_WHAT THE TASK REQUIRES_:
Narrow the data below down to the lines containing "route".

──────── DATA LINES ────────

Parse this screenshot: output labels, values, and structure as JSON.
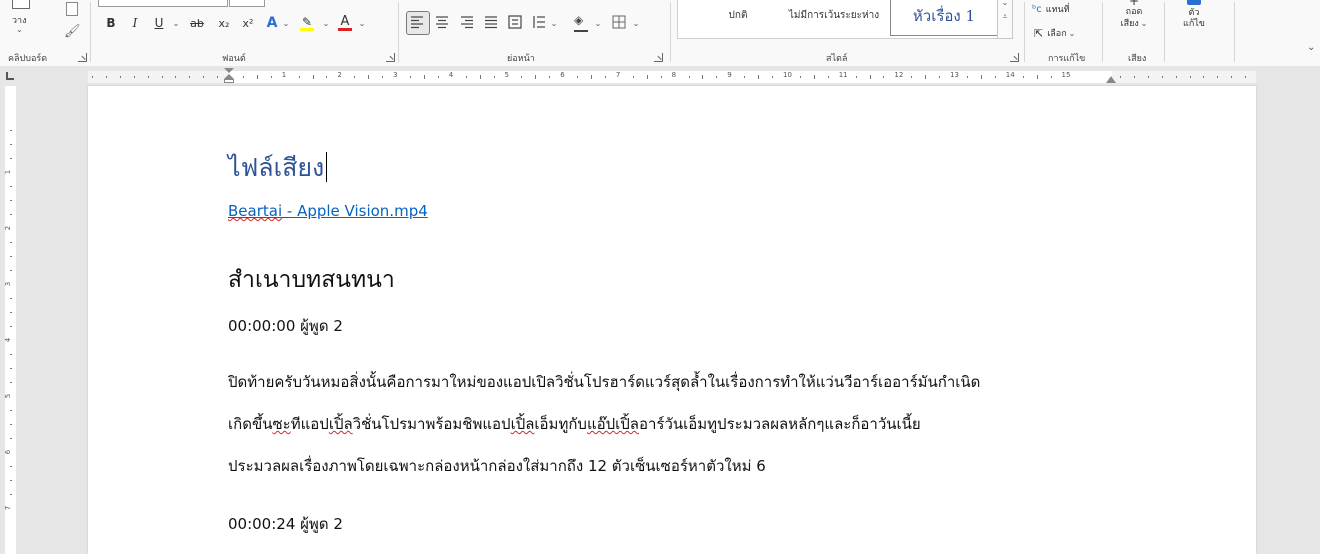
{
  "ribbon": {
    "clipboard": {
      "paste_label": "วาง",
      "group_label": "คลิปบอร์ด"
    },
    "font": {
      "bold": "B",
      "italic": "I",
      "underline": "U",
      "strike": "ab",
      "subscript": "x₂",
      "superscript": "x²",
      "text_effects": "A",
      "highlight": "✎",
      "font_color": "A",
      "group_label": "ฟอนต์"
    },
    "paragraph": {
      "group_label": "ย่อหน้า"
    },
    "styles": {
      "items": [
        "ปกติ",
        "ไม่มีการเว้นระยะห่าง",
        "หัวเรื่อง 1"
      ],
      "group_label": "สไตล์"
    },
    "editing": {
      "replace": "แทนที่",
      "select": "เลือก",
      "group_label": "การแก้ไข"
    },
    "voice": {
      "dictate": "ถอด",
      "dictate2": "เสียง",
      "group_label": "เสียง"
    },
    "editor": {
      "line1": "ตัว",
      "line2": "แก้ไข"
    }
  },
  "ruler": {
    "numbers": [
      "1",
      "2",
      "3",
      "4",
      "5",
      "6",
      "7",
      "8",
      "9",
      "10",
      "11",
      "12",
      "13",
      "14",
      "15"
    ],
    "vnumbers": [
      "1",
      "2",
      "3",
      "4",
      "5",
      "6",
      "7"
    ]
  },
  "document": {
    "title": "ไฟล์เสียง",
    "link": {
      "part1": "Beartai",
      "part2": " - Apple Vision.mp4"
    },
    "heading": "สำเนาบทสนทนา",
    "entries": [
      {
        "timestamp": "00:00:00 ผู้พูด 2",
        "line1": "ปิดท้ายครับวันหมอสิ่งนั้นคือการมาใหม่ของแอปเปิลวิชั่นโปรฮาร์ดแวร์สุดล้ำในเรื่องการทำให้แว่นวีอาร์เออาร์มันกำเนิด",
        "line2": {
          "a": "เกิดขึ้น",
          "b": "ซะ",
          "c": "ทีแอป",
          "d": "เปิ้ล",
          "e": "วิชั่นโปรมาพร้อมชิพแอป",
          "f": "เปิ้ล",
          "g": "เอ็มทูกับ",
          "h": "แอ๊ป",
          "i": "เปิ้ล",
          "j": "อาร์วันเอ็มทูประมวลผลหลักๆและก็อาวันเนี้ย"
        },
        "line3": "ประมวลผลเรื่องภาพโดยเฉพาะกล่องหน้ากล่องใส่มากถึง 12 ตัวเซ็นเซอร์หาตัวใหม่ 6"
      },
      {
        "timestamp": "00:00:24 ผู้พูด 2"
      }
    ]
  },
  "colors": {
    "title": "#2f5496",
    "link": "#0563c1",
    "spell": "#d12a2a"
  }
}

────────
──────── DATA LINES ────────

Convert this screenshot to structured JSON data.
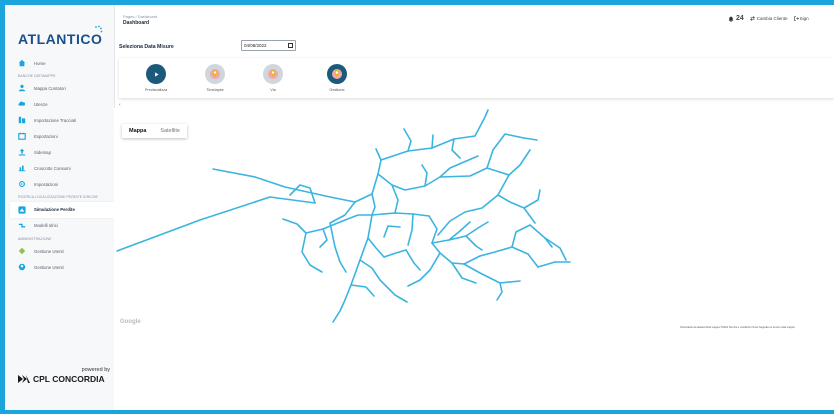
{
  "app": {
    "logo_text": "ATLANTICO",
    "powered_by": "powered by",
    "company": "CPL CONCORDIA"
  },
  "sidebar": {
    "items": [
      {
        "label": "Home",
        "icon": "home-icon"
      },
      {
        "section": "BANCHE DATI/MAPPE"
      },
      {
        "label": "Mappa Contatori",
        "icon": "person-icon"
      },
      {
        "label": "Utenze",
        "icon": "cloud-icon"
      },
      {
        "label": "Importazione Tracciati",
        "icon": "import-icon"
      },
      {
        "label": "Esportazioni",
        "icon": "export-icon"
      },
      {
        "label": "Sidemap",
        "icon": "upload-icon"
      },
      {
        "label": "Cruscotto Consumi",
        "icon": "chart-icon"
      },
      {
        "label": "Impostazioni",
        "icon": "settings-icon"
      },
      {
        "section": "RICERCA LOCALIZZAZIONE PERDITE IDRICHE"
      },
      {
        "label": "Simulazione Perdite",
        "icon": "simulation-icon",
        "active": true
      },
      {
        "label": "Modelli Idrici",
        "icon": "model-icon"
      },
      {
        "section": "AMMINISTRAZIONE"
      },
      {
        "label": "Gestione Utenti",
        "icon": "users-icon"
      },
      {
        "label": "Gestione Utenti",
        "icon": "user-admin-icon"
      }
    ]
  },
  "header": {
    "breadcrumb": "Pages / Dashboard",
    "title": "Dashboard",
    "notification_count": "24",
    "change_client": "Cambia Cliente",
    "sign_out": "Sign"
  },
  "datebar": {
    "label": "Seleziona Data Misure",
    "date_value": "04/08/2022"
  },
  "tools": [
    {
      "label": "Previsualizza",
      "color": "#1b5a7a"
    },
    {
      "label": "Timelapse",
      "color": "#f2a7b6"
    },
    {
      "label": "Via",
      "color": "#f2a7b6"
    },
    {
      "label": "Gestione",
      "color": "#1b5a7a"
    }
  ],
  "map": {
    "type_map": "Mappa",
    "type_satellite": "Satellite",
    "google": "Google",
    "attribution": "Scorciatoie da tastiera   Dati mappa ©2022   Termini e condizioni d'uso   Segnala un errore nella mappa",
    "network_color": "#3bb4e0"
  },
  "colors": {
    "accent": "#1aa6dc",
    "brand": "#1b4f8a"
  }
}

────────
──────── DATA LINES ────────

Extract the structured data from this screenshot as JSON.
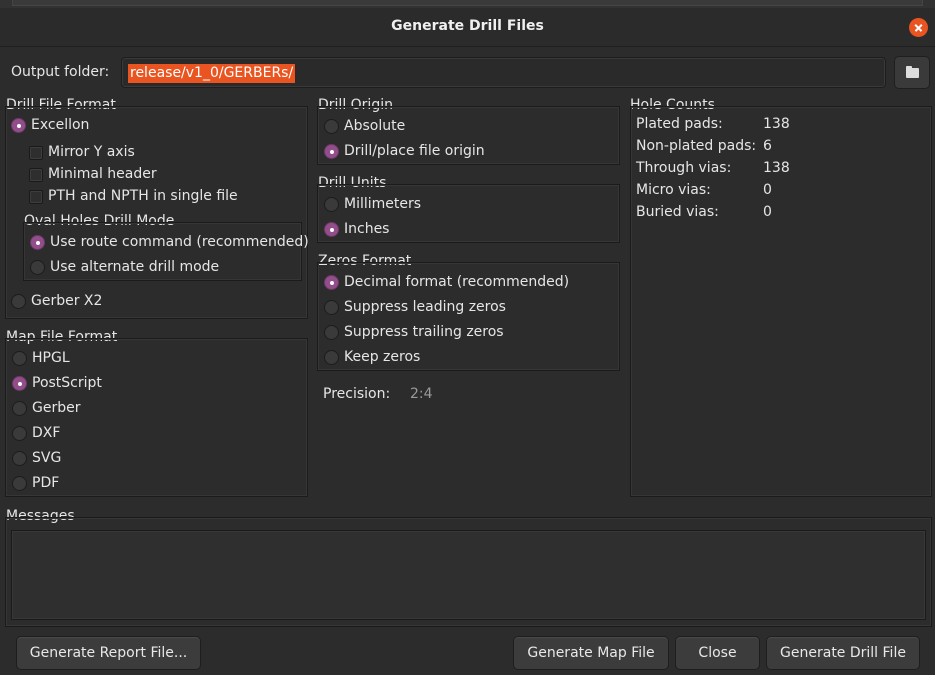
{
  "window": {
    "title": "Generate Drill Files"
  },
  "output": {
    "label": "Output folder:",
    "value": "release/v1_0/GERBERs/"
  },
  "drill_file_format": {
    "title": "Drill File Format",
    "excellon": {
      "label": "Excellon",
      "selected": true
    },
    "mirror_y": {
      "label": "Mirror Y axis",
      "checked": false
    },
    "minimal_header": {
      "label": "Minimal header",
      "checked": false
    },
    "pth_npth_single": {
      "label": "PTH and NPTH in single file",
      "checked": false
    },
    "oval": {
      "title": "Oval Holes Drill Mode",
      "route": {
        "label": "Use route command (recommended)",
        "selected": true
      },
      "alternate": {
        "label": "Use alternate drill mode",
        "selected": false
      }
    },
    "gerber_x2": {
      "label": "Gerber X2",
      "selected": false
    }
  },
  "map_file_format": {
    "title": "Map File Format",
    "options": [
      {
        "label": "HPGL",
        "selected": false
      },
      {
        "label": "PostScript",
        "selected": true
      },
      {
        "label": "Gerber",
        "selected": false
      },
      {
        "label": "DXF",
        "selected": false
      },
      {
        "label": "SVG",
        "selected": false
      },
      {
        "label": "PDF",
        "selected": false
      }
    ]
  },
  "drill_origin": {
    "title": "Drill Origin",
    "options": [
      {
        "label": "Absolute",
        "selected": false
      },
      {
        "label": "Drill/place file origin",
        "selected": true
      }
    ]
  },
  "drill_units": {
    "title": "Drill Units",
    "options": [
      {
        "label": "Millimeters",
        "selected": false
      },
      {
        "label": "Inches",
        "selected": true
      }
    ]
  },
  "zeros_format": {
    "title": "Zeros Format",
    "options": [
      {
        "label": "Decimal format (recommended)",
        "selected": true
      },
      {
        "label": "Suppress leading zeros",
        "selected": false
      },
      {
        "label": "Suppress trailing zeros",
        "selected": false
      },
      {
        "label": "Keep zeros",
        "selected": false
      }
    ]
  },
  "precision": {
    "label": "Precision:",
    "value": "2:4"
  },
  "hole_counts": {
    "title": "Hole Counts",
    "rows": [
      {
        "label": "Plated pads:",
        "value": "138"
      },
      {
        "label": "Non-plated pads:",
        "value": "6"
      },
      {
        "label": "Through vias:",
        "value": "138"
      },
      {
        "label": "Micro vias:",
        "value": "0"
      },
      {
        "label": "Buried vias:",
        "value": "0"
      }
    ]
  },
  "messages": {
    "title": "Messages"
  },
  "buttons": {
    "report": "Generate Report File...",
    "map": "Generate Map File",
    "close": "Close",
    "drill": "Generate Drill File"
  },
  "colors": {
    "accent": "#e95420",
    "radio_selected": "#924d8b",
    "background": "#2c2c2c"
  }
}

────────

_COMPLETE ANSWER_:
      "route": {
        "label": "Use route command (recommended)",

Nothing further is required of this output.